DESCRIPTION OF THE TASK: In the data below, find every line with the string "находящихся" and pull it out.

MATERIAL FOR THE TASK:
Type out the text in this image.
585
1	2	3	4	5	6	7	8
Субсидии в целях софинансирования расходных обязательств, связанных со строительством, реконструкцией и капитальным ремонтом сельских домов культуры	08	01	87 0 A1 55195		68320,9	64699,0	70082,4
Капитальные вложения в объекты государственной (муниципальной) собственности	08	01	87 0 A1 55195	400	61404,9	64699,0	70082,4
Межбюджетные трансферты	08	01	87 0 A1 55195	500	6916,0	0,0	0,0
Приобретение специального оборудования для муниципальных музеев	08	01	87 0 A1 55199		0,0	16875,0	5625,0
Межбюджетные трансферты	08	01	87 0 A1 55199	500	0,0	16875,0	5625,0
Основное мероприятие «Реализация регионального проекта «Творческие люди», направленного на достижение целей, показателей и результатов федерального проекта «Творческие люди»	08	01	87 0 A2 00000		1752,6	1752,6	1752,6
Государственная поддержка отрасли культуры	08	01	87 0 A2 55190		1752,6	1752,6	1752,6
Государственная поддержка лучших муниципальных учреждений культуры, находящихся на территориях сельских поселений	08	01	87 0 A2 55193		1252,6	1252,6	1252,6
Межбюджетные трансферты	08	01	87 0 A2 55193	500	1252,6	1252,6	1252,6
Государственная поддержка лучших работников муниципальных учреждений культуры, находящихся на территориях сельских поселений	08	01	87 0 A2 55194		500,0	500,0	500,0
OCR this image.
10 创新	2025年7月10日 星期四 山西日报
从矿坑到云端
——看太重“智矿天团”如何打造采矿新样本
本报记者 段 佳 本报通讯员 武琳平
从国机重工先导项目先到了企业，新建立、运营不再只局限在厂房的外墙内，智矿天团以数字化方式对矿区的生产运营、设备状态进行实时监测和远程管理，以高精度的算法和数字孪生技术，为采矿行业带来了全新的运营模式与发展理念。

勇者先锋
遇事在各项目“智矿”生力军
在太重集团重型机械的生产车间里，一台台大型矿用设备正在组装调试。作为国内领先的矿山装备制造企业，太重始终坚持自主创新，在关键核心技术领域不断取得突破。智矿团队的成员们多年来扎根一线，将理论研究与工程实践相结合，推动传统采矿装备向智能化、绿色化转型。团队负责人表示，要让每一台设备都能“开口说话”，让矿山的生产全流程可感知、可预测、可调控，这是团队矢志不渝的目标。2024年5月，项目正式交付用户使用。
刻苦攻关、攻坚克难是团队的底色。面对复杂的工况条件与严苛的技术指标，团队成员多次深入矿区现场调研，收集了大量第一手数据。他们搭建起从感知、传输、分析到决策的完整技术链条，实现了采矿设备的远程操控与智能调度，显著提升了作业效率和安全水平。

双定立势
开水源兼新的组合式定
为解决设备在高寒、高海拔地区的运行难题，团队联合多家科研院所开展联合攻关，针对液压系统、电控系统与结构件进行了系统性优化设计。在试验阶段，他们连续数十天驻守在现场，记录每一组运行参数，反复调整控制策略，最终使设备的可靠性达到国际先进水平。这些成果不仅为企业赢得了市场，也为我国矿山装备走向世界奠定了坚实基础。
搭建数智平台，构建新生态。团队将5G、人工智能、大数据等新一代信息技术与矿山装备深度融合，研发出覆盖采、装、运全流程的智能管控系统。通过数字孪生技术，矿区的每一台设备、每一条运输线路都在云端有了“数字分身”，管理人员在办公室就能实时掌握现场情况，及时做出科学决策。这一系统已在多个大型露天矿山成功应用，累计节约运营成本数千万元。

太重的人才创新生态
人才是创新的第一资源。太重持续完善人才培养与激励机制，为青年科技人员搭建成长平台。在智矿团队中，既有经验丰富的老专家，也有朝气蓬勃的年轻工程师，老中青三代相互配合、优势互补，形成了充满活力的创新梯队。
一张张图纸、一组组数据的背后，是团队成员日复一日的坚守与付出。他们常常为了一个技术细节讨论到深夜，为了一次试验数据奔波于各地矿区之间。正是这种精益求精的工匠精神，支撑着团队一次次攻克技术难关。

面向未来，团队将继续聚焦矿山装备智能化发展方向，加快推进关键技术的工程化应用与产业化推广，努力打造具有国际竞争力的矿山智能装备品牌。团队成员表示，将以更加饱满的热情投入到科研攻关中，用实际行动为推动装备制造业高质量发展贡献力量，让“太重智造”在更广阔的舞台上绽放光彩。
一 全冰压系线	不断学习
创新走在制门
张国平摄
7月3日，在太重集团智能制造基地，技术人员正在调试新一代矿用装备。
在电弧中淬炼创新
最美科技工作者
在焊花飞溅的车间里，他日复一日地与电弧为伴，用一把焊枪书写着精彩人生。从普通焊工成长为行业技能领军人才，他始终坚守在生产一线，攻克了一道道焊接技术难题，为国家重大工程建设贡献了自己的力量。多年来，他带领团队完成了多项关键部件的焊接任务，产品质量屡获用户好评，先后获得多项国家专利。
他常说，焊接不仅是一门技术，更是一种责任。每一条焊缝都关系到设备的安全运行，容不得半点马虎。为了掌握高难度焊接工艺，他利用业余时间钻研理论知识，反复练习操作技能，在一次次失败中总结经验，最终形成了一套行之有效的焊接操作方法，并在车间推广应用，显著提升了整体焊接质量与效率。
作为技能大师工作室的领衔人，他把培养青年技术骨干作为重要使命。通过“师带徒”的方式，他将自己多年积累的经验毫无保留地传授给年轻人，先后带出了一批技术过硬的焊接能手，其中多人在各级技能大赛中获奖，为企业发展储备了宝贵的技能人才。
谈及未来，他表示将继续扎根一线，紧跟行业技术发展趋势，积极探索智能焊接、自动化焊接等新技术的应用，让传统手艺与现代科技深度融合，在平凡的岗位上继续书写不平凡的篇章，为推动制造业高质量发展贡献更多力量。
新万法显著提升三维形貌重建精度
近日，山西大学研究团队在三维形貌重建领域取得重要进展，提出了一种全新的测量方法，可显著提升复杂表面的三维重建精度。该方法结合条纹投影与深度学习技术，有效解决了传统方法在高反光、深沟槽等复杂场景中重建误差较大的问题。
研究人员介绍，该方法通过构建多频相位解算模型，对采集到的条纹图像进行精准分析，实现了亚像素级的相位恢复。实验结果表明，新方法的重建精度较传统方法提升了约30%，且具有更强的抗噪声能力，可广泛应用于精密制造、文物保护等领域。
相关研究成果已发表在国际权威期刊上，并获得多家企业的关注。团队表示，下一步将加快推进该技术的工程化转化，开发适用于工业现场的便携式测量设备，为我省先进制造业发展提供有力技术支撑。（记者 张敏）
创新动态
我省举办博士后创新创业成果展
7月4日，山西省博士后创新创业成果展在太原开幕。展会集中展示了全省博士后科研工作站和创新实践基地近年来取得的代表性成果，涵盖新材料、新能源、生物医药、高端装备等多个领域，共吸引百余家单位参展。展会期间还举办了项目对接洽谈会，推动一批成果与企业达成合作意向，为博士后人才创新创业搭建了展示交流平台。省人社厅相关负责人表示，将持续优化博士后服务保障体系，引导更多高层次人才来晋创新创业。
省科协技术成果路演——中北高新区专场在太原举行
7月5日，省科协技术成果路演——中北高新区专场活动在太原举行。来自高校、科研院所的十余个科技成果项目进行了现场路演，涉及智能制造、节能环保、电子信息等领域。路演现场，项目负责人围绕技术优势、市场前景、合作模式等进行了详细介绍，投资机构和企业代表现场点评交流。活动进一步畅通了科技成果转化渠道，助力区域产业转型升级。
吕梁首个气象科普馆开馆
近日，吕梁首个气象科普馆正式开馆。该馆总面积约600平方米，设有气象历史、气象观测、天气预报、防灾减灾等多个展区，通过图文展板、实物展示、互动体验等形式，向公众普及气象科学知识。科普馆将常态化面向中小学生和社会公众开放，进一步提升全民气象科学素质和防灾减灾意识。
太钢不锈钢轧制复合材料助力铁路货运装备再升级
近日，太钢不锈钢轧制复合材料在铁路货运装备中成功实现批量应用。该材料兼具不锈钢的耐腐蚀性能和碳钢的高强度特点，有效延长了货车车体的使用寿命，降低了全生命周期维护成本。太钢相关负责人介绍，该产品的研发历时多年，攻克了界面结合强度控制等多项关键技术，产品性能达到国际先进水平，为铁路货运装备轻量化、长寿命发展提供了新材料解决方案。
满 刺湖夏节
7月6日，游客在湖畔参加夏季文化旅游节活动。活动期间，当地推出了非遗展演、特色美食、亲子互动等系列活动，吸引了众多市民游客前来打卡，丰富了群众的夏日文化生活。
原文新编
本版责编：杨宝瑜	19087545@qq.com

ANSWER BELOW:
Государственная поддержка лучших муниципальных учреждений культуры, находящихся на территориях сельских поселений	08	01	87 0 A2 55193		1252,6	1252,6	1252,6
Государственная поддержка лучших работников муниципальных учреждений культуры, находящихся на территориях сельских поселений	08	01	87 0 A2 55194		500,0	500,0	500,0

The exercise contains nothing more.